INSTRUCTIONS TO FOLLOW: Find the line that contains "Give me the". Output it and every line after it to the end of the records, exactly as they appear.
>> Begin DATASET CONTENT
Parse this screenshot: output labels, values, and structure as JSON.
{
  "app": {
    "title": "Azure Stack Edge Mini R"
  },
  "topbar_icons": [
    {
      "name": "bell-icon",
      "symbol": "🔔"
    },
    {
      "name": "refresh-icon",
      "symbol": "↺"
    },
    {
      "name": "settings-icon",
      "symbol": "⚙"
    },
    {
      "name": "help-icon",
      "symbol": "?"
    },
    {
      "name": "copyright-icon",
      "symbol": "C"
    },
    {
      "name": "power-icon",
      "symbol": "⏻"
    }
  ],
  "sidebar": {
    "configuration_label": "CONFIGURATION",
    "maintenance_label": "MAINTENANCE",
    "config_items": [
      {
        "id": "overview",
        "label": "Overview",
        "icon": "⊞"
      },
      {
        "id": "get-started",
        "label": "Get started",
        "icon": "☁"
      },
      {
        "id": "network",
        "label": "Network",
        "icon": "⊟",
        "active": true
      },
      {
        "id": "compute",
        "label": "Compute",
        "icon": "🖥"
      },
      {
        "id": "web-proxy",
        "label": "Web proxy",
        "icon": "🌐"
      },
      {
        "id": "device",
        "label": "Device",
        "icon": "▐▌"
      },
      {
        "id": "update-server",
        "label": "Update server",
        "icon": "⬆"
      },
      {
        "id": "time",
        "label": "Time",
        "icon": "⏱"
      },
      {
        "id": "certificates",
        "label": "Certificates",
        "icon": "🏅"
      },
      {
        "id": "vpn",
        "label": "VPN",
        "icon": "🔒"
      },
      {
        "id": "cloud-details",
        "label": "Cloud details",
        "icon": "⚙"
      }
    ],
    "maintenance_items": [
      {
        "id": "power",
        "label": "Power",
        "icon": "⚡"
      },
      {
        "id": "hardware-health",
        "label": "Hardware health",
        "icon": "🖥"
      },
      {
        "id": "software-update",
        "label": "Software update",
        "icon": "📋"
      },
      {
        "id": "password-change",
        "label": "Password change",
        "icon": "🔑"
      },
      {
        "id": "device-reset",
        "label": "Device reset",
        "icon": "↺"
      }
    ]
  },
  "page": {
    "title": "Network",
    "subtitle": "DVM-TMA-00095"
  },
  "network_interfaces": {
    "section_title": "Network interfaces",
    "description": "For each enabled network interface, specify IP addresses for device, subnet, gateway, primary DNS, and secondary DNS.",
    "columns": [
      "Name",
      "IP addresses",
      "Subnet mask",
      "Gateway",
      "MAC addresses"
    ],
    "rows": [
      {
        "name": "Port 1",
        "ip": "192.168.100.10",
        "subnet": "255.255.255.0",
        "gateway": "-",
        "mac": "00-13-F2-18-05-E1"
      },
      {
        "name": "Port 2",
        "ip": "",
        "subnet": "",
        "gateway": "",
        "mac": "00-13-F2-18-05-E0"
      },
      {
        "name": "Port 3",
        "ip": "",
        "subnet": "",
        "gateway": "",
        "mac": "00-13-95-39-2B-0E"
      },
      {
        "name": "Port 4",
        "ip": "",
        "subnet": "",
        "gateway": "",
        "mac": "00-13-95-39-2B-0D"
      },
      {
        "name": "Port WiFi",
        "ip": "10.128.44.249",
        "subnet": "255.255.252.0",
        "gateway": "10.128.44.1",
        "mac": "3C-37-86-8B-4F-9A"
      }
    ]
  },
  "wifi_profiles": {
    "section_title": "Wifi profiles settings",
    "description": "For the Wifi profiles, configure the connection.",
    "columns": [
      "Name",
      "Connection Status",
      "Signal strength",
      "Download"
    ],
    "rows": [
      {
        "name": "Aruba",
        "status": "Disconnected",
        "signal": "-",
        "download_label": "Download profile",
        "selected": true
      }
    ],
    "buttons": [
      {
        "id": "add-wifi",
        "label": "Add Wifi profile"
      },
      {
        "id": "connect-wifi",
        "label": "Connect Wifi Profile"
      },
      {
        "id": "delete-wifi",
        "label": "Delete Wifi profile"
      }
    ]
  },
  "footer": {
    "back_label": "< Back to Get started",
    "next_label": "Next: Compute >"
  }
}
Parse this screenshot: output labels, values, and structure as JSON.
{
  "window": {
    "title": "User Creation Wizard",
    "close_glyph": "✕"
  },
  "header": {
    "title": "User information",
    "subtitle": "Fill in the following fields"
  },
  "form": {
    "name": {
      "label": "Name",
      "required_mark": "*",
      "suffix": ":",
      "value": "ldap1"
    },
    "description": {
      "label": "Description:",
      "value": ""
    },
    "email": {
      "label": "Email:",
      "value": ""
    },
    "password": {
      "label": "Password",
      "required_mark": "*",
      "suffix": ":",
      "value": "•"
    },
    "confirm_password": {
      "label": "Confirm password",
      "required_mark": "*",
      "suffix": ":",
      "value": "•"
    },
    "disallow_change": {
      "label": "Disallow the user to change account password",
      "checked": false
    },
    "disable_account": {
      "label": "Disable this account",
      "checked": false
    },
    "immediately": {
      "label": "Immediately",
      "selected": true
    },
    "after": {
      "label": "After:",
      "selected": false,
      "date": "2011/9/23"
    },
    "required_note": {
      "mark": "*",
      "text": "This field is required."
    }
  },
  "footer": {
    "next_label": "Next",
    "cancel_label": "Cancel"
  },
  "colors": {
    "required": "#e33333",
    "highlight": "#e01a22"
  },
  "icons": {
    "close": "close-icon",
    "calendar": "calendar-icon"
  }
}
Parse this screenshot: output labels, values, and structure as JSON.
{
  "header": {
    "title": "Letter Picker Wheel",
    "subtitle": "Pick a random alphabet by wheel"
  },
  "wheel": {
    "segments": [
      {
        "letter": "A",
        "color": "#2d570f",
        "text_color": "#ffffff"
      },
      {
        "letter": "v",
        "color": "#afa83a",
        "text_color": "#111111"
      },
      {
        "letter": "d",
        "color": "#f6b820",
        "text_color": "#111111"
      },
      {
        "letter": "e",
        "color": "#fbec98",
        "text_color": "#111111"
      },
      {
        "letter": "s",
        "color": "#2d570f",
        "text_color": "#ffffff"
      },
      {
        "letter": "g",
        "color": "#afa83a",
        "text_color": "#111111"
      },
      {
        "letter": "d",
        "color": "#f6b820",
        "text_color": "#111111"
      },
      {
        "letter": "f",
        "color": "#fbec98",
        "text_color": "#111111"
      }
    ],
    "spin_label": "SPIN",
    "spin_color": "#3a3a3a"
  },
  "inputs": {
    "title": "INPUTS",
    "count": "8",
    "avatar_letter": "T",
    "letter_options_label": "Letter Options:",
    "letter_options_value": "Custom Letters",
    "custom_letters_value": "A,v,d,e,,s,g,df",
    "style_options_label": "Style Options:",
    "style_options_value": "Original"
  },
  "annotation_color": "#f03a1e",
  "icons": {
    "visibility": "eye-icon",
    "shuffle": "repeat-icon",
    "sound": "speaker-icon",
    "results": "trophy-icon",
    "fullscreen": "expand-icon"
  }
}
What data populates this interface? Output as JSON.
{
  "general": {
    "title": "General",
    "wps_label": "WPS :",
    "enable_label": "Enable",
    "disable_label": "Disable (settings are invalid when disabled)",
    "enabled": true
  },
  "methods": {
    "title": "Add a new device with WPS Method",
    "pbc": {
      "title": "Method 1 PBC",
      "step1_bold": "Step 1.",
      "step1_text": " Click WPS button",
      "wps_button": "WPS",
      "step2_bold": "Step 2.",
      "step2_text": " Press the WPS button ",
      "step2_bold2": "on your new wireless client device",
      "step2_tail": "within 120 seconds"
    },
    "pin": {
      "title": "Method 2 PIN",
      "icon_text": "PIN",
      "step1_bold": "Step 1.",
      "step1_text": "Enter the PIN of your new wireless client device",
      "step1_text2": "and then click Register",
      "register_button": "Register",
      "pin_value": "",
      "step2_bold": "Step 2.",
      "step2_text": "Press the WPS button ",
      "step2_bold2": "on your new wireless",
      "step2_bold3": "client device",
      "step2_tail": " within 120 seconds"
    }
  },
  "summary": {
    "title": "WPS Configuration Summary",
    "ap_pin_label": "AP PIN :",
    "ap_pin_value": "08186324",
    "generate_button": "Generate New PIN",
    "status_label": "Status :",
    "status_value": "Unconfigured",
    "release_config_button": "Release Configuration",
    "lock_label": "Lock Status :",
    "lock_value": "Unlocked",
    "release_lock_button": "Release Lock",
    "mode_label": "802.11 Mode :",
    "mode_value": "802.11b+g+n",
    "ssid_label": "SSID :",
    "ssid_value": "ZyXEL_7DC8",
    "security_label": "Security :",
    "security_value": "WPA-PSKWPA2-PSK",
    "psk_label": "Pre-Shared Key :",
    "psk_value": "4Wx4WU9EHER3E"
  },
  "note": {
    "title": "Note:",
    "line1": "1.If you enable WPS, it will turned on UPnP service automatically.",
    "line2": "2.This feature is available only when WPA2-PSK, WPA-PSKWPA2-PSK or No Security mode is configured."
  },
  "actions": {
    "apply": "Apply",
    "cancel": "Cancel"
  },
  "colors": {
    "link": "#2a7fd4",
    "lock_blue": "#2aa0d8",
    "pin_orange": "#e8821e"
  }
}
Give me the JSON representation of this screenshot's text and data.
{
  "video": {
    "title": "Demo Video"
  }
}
>> End DATASET CONTENT
WRITTEN REPLY:
Give me the JSON representation of this screenshot's text and data.
{
  "video": {
    "title": "Demo Video"
  }
}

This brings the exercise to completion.